* PROBLEM DETAILS
Return each line of the listing that contains the string "camera".
|---|
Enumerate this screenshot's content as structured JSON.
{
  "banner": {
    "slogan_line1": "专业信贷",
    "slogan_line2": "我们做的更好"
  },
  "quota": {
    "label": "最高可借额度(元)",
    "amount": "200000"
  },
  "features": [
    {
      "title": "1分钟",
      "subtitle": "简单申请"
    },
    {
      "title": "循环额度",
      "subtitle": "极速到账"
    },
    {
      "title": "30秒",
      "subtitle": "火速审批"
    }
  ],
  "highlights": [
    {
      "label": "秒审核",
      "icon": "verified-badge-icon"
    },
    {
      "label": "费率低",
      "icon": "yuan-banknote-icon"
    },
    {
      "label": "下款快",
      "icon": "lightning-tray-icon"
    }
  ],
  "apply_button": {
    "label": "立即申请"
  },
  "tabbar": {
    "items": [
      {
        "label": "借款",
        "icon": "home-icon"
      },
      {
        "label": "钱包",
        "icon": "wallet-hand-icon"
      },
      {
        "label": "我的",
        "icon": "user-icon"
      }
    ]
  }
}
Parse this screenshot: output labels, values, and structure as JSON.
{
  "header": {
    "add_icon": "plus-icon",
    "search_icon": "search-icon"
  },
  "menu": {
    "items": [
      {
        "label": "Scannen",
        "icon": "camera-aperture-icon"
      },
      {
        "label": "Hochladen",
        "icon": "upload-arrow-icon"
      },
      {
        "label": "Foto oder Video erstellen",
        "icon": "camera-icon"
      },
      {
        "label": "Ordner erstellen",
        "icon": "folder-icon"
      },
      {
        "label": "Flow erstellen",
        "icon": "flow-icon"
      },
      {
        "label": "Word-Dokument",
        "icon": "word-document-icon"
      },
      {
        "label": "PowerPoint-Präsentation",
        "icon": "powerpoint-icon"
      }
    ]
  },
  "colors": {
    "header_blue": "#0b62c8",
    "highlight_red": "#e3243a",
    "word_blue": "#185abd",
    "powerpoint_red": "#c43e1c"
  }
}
|---|
* EXERCISE RESPONSE
        "icon": "camera-aperture-icon"
        "icon": "camera-icon"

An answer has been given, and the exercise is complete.